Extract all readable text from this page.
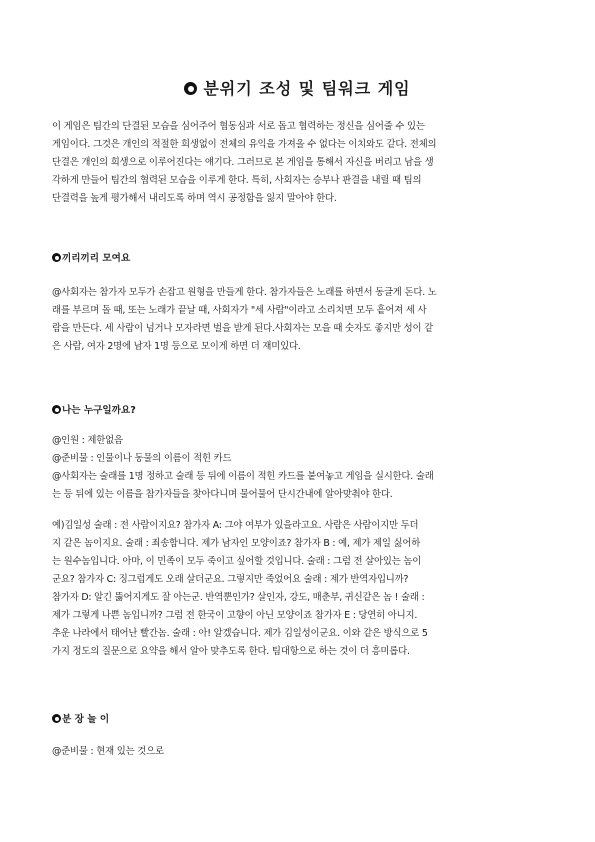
분위기 조성 및 팀워크 게임
이 게임은 팀간의 단결된 모습을 심어주어 협동심과 서로 돕고 협력하는 정신을 심어줄 수 있는
게임이다. 그것은 개인의 적절한 희생없이 전체의 유익을 가져올 수 없다는 이치와도 같다. 전체의
단결은 개인의 희생으로 이루어진다는 얘기다. 그러므로 본 게임을 통해서 자신을 버리고 남을 생
각하게 만들어 팀간의 협력된 모습을 이루게 한다. 특히, 사회자는 승부나 판결을 내릴 때 팀의
단결력을 높게 평가해서 내리도록 하며 역시 공정함을 잃지 말아야 한다.
끼리끼리 모여요
@사회자는 참가자 모두가 손잡고 원형을 만들게 한다. 참가자들은 노래를 하면서 동글게 돈다. 노
래를 부르며 돌 때, 또는 노래가 끝날 때, 사회자가 "세 사람"이라고 소리치면 모두 흩어져 세 사
람을 만든다. 세 사람이 넘거나 모자라면 벌을 받게 된다.사회자는 모을 때 숫자도 좋지만 성이 같
은 사람, 여자 2명에 남자 1명 등으로 모이게 하면 더 재미있다.
나는 누구일까요?
@인원 : 제한없음
@준비물 : 인물이나 동물의 이름이 적힌 카드
@사회자는 술래를 1명 정하고 술래 등 뒤에 이름이 적힌 카드를 붙여놓고 게임을 실시한다. 술래
는 등 뒤에 있는 이름을 참가자들을 찾아다니며 물어물어 단시간내에 알아맞춰야 한다.
예)김일성 술래 : 전 사람이지요? 참가자 A: 그야 여부가 있을라고요. 사람은 사람이지만 두더
지 같은 놈이지요. 술래 : 죄송합니다. 제가 남자인 모양이죠? 참가자 B : 예, 제가 제일 싫어하
는 원수놈입니다. 아마, 이 민족이 모두 죽이고 싶어할 것입니다. 술래 : 그럼 전 살아있는 놈이
군요? 참가자 C: 징그럽게도 오래 살더군요. 그렇지만 죽었어요 술래 : 제가 반역자입니까?
참가자 D: 알긴 뚫어지게도 잘 아는군. 반역뿐인가? 살인자, 강도, 매춘부, 귀신같은 놈 ! 술래 :
제가 그렇게 나쁜 놈입니까? 그럼 전 한국이 고향이 아닌 모양이죠 참가자 E : 당연히 아니지.
추운 나라에서 태어난 빨간놈. 술래 : 아! 알겠습니다. 제가 김일성이군요. 이와 같은 방식으로 5
가지 정도의 질문으로 요약을 해서 알아 맞추도록 한다. 팀대항으로 하는 것이 더 흥미롭다.
분 장 놀 이
@준비물 : 현재 있는 것으로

Prompt: Quote the material word for word, dropping any images it holds.

Answer to this task:
Extract all readable text from this page.
분위기 조성 및 팀워크 게임
이 게임은 팀간의 단결된 모습을 심어주어 협동심과 서로 돕고 협력하는 정신을 심어줄 수 있는
게임이다. 그것은 개인의 적절한 희생없이 전체의 유익을 가져올 수 없다는 이치와도 같다. 전체의
단결은 개인의 희생으로 이루어진다는 얘기다. 그러므로 본 게임을 통해서 자신을 버리고 남을 생
각하게 만들어 팀간의 협력된 모습을 이루게 한다. 특히, 사회자는 승부나 판결을 내릴 때 팀의
단결력을 높게 평가해서 내리도록 하며 역시 공정함을 잃지 말아야 한다.
끼리끼리 모여요
@사회자는 참가자 모두가 손잡고 원형을 만들게 한다. 참가자들은 노래를 하면서 동글게 돈다. 노
래를 부르며 돌 때, 또는 노래가 끝날 때, 사회자가 "세 사람"이라고 소리치면 모두 흩어져 세 사
람을 만든다. 세 사람이 넘거나 모자라면 벌을 받게 된다.사회자는 모을 때 숫자도 좋지만 성이 같
은 사람, 여자 2명에 남자 1명 등으로 모이게 하면 더 재미있다.
나는 누구일까요?
@인원 : 제한없음
@준비물 : 인물이나 동물의 이름이 적힌 카드
@사회자는 술래를 1명 정하고 술래 등 뒤에 이름이 적힌 카드를 붙여놓고 게임을 실시한다. 술래
는 등 뒤에 있는 이름을 참가자들을 찾아다니며 물어물어 단시간내에 알아맞춰야 한다.
예)김일성 술래 : 전 사람이지요? 참가자 A: 그야 여부가 있을라고요. 사람은 사람이지만 두더
지 같은 놈이지요. 술래 : 죄송합니다. 제가 남자인 모양이죠? 참가자 B : 예, 제가 제일 싫어하
는 원수놈입니다. 아마, 이 민족이 모두 죽이고 싶어할 것입니다. 술래 : 그럼 전 살아있는 놈이
군요? 참가자 C: 징그럽게도 오래 살더군요. 그렇지만 죽었어요 술래 : 제가 반역자입니까?
참가자 D: 알긴 뚫어지게도 잘 아는군. 반역뿐인가? 살인자, 강도, 매춘부, 귀신같은 놈 ! 술래 :
제가 그렇게 나쁜 놈입니까? 그럼 전 한국이 고향이 아닌 모양이죠 참가자 E : 당연히 아니지.
추운 나라에서 태어난 빨간놈. 술래 : 아! 알겠습니다. 제가 김일성이군요. 이와 같은 방식으로 5
가지 정도의 질문으로 요약을 해서 알아 맞추도록 한다. 팀대항으로 하는 것이 더 흥미롭다.
분 장 놀 이
@준비물 : 현재 있는 것으로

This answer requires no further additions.